*Exercise prompt*.
Report the number of lines where the string "solid" occurs, and write nothing else.

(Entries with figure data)
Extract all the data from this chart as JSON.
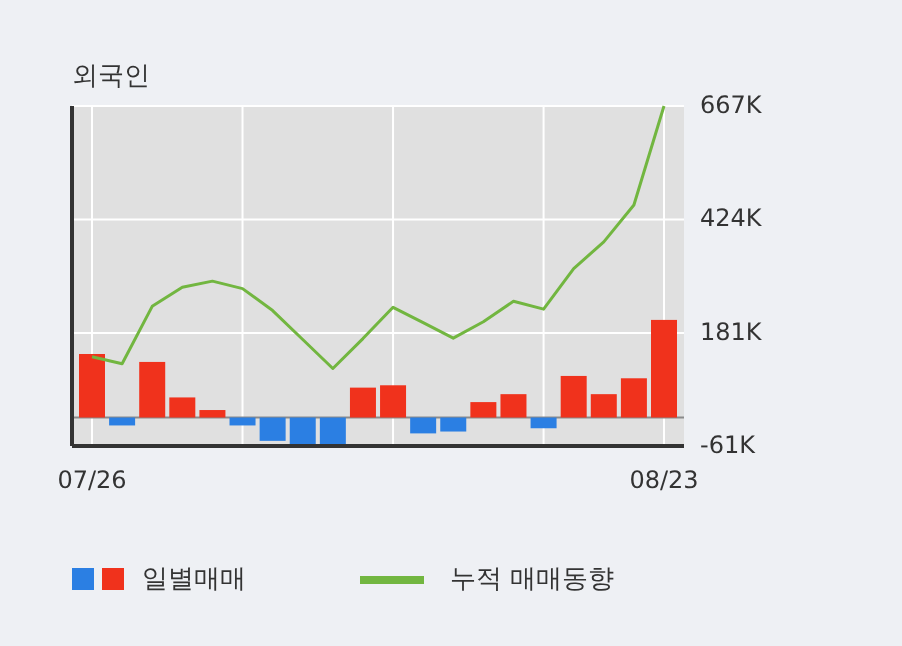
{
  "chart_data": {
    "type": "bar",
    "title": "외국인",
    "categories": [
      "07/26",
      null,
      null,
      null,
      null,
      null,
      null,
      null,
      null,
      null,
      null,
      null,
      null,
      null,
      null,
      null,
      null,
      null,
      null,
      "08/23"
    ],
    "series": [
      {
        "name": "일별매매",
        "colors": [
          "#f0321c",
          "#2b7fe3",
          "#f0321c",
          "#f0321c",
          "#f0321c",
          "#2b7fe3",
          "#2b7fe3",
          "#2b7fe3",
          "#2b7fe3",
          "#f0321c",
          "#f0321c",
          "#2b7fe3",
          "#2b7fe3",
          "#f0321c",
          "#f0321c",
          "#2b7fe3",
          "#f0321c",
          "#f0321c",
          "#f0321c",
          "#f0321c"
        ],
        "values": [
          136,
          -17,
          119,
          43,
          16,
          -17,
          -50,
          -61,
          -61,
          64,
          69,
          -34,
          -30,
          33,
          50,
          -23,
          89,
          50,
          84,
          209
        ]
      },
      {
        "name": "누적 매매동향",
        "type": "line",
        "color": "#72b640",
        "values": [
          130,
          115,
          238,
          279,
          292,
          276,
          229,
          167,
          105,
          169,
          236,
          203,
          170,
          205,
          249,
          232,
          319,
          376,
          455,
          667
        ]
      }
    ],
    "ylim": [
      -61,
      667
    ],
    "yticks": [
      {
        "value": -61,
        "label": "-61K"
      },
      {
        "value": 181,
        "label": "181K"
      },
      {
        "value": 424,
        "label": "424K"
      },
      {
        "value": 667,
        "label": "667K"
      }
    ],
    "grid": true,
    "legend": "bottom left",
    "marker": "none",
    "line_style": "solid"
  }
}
---
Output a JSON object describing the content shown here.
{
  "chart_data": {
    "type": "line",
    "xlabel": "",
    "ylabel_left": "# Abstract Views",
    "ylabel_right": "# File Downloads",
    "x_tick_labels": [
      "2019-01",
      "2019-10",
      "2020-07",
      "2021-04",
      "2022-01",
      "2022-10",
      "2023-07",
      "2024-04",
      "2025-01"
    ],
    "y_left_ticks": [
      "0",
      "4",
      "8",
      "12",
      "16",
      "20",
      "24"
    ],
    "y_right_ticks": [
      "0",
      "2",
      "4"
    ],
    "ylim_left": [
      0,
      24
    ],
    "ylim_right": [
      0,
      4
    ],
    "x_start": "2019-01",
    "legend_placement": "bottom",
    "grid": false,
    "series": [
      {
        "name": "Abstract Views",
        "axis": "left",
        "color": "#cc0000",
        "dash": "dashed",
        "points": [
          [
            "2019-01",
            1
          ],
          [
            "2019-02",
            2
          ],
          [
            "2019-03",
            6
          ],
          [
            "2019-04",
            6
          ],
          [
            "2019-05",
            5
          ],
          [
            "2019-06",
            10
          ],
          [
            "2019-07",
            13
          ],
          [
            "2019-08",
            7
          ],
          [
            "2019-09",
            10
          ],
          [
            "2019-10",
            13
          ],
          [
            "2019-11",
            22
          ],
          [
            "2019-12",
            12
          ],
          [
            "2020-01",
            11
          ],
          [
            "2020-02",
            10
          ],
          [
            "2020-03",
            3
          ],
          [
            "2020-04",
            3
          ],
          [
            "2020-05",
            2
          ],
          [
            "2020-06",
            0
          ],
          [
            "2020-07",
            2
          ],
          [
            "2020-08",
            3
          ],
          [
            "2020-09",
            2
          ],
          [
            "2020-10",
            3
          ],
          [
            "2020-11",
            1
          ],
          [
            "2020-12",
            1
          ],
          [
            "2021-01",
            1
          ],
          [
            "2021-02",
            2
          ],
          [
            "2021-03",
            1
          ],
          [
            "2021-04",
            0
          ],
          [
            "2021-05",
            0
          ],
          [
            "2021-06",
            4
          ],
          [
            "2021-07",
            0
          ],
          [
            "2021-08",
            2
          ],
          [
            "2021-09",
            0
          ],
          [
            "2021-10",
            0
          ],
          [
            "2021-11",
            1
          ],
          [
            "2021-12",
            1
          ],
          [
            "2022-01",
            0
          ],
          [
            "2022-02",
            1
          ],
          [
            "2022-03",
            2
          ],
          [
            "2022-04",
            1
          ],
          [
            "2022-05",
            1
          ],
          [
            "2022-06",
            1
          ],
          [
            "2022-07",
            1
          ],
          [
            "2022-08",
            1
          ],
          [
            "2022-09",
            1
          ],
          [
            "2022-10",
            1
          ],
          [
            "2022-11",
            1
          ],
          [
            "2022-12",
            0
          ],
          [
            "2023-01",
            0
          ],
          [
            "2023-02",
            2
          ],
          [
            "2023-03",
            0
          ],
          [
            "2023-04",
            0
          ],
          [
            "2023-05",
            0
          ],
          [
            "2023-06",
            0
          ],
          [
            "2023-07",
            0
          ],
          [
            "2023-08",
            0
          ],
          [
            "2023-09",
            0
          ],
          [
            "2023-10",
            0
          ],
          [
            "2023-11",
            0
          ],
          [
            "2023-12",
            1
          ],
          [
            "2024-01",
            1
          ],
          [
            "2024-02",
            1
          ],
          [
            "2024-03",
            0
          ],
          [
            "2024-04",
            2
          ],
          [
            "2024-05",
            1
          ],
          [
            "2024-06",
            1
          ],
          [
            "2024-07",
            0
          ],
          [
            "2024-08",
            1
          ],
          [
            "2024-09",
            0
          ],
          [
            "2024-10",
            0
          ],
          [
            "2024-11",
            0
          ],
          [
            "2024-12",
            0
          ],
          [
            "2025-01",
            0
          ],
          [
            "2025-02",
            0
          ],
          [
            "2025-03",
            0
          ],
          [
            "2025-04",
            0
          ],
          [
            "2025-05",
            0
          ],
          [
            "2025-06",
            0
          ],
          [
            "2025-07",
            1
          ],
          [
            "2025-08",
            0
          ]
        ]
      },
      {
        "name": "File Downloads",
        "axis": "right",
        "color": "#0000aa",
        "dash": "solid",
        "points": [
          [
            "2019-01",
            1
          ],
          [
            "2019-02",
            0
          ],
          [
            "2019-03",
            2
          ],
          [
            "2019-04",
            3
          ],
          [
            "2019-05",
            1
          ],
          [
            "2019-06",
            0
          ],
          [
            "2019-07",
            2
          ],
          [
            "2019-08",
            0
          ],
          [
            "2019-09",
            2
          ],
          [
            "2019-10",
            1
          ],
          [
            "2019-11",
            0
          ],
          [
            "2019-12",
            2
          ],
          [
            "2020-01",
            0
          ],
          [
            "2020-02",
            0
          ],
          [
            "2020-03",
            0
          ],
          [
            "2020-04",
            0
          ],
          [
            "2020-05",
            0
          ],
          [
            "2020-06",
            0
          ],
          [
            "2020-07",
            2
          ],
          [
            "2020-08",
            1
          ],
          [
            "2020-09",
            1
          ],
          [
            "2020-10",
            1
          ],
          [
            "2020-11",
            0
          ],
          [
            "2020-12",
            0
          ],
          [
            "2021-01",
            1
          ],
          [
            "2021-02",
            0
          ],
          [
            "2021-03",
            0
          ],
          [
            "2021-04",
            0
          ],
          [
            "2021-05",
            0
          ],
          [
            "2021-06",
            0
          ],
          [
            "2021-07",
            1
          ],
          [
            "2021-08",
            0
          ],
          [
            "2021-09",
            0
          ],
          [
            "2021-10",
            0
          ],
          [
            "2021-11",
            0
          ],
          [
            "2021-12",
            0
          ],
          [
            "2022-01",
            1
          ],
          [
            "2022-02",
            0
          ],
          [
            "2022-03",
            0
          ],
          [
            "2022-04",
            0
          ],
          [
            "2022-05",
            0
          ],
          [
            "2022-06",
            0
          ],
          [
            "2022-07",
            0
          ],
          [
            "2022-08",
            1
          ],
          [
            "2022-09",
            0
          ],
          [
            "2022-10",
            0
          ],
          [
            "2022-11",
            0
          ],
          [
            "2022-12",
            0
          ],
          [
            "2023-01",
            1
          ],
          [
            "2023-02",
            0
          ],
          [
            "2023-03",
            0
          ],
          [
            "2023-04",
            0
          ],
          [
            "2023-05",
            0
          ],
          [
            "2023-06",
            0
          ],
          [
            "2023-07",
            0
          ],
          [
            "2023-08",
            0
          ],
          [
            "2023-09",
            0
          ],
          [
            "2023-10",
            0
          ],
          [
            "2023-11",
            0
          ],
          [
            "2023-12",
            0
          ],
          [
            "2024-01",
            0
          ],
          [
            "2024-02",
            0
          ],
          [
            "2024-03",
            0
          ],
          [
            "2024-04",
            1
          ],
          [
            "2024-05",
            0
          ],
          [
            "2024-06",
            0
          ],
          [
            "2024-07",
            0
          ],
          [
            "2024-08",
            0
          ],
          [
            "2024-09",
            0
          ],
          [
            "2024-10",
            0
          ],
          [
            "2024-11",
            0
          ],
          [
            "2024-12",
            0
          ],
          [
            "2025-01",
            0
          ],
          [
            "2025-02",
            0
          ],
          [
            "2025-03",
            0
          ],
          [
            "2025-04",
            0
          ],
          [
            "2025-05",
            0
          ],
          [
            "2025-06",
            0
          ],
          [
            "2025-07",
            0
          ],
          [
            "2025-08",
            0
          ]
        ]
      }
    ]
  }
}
---
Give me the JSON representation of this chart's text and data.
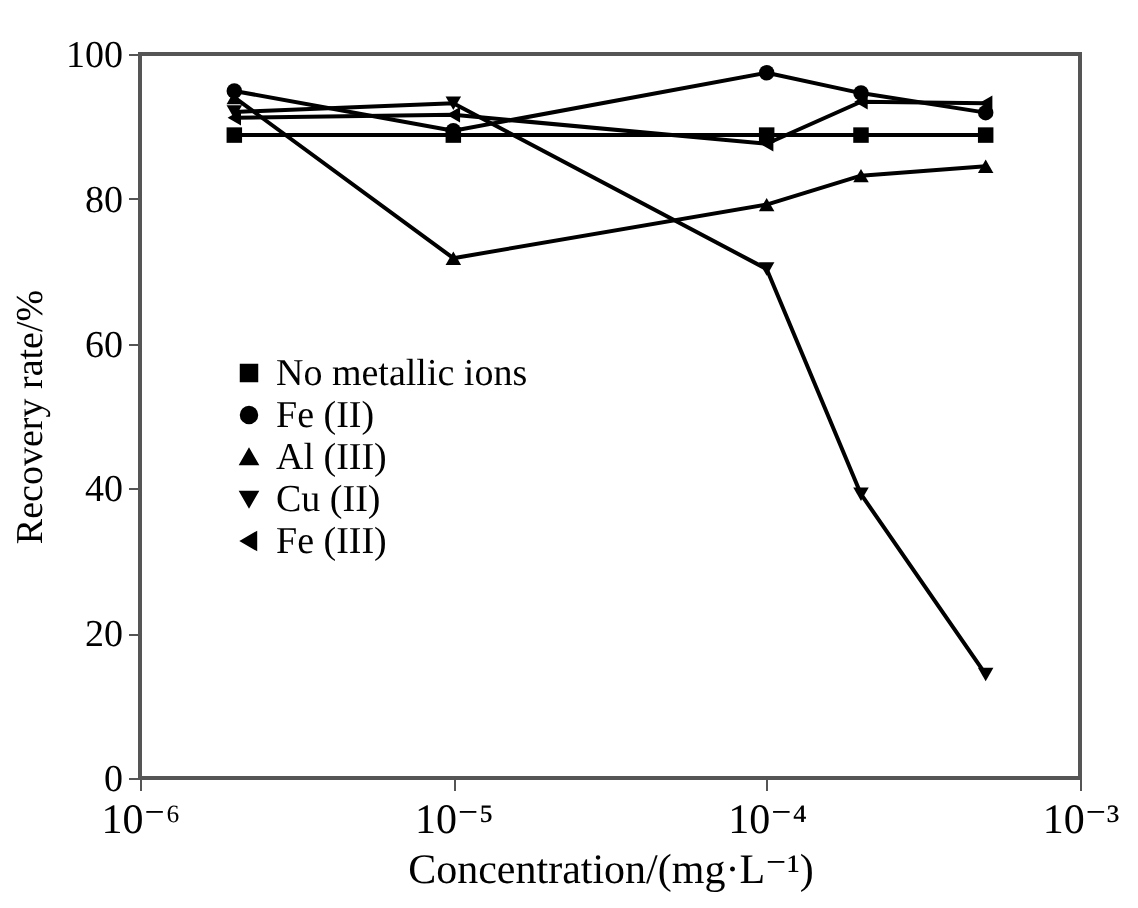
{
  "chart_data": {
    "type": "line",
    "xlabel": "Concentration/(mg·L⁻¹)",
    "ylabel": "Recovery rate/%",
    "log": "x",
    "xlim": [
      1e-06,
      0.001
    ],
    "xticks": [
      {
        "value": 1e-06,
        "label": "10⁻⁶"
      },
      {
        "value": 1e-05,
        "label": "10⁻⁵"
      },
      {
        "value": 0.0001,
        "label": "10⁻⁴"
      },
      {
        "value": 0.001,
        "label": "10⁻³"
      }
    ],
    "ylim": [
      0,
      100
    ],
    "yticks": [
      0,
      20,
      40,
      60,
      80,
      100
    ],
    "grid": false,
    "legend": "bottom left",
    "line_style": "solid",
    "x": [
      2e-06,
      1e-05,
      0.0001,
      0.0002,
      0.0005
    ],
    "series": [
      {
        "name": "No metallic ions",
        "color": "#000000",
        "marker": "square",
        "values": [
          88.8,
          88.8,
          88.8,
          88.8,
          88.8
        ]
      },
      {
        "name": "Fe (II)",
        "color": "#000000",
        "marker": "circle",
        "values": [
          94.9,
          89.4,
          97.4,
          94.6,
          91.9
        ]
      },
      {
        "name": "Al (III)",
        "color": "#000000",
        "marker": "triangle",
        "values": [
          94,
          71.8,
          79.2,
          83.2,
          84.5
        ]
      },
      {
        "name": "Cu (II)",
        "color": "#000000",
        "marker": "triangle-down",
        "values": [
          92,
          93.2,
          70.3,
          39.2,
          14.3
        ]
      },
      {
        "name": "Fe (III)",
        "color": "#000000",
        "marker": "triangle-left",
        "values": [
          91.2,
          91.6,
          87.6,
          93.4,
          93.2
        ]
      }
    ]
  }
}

*Output for this task*.
3